>>>>>

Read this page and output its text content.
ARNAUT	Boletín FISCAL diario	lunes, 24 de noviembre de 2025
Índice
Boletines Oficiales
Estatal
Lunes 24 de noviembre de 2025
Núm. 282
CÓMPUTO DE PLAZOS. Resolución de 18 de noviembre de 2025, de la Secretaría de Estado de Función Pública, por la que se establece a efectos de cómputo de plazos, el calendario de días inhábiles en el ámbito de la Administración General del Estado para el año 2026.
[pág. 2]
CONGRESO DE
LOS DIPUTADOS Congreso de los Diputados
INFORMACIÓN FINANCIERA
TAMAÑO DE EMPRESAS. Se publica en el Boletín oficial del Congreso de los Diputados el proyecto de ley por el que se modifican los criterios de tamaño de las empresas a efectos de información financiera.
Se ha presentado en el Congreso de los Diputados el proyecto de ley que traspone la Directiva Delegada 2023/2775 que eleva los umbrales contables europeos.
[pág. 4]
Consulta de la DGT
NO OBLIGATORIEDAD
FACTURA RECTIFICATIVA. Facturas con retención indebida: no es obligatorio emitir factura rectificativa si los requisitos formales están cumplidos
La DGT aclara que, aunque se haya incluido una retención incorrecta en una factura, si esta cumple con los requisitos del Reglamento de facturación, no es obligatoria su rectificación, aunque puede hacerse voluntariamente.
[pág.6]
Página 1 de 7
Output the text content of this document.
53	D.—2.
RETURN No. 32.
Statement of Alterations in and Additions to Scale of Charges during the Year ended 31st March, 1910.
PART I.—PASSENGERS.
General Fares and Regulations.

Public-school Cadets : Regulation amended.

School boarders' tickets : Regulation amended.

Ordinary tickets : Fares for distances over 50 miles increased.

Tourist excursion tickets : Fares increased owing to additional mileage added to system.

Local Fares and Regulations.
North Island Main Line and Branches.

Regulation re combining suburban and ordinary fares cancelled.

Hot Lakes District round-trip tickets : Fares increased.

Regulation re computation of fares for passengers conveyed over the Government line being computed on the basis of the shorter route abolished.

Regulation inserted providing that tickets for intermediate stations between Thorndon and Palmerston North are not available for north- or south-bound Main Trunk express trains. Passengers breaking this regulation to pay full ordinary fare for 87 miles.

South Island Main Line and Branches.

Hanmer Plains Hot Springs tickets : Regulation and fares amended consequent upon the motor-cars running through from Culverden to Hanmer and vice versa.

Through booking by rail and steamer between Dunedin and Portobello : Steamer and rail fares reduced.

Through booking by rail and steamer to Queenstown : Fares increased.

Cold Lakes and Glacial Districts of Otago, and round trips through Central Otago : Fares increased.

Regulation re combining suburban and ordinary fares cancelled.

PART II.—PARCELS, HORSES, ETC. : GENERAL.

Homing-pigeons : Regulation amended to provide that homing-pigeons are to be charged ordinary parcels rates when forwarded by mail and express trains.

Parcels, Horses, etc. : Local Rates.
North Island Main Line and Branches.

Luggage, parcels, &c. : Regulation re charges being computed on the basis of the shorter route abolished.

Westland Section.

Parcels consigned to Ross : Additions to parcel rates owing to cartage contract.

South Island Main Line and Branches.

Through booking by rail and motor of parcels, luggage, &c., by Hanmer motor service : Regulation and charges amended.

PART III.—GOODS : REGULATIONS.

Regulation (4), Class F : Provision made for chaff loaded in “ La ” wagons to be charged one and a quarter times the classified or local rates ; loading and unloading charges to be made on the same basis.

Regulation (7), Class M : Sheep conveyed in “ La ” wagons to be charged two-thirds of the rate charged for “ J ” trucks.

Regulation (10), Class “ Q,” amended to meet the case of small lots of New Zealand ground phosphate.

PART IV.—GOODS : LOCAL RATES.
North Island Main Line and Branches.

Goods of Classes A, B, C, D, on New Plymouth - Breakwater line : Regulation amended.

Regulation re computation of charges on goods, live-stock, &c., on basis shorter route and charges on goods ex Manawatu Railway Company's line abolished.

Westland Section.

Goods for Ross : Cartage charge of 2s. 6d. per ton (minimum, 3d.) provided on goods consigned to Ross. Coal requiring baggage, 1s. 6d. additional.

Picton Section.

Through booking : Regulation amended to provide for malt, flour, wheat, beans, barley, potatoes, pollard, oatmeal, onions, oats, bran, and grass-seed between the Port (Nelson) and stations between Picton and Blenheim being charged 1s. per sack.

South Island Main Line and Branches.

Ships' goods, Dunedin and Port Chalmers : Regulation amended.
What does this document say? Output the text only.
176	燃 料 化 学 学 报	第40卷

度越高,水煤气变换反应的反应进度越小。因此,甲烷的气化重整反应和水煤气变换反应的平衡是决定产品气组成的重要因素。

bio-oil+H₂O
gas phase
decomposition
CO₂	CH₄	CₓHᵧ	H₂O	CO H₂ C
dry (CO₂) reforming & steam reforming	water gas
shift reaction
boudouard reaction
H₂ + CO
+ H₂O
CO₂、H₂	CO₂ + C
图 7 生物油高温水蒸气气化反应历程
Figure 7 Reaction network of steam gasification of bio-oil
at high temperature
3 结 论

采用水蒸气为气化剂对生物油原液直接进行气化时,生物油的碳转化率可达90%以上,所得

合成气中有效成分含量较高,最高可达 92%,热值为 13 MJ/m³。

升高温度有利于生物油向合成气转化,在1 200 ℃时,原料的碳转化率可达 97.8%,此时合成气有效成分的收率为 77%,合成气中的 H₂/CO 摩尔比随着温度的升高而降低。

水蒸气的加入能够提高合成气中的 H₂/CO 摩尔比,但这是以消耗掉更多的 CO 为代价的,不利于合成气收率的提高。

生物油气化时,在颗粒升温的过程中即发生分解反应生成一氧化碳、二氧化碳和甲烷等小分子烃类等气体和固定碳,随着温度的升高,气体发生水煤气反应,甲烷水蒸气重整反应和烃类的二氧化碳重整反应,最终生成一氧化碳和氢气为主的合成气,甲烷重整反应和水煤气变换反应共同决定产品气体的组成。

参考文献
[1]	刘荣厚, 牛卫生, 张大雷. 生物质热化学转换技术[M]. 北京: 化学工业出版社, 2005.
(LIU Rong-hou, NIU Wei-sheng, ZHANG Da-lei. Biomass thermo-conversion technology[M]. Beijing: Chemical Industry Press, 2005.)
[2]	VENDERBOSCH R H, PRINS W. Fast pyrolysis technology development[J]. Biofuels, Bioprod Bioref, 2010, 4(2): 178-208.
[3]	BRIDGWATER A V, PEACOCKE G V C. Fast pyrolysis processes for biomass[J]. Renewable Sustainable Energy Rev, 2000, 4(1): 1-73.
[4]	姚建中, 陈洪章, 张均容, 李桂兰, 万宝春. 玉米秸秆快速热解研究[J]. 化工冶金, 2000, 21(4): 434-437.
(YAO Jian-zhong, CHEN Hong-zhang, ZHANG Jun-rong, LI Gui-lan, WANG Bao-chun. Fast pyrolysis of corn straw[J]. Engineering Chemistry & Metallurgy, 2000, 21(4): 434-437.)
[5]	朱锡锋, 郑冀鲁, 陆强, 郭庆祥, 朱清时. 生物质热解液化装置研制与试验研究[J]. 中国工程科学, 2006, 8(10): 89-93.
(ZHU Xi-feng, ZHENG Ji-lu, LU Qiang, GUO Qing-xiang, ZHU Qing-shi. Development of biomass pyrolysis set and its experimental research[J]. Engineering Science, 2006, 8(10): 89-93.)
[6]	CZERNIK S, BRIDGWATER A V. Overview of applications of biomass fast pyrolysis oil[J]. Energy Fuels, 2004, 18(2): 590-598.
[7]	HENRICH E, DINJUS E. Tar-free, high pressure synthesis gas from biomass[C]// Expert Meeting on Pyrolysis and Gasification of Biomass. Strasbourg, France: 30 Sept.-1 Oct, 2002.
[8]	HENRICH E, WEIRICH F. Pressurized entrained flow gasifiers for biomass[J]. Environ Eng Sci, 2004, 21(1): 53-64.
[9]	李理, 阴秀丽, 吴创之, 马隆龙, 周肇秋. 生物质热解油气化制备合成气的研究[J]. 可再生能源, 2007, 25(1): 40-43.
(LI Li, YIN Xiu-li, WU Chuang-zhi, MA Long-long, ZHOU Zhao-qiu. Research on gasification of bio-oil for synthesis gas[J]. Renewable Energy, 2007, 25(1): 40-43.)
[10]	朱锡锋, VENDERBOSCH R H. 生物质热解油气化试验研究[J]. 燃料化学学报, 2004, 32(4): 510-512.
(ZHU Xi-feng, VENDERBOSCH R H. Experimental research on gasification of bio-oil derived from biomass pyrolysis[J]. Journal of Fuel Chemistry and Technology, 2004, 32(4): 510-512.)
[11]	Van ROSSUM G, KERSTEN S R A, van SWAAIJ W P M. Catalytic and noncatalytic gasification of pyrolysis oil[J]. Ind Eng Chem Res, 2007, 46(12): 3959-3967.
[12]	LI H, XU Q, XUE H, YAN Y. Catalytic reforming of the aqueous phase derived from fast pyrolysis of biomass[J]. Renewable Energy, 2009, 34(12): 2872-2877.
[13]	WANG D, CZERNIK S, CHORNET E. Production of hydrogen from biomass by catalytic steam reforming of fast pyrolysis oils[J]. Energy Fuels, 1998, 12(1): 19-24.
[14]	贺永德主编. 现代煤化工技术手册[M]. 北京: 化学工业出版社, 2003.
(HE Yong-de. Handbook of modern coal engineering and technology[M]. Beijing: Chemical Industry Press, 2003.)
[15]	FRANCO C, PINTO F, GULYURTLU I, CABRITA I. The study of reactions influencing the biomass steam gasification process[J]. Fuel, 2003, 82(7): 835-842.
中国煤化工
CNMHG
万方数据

<<<<<

Set task - Go through the records. Copy each line where "Energy" appears.

Written answer -
[3]	BRIDGWATER A V, PEACOCKE G V C. Fast pyrolysis processes for biomass[J]. Renewable Sustainable Energy Rev, 2000, 4(1): 1-73.
[6]	CZERNIK S, BRIDGWATER A V. Overview of applications of biomass fast pyrolysis oil[J]. Energy Fuels, 2004, 18(2): 590-598.
(LI Li, YIN Xiu-li, WU Chuang-zhi, MA Long-long, ZHOU Zhao-qiu. Research on gasification of bio-oil for synthesis gas[J]. Renewable Energy, 2007, 25(1): 40-43.)
[12]	LI H, XU Q, XUE H, YAN Y. Catalytic reforming of the aqueous phase derived from fast pyrolysis of biomass[J]. Renewable Energy, 2009, 34(12): 2872-2877.
[13]	WANG D, CZERNIK S, CHORNET E. Production of hydrogen from biomass by catalytic steam reforming of fast pyrolysis oils[J]. Energy Fuels, 1998, 12(1): 19-24.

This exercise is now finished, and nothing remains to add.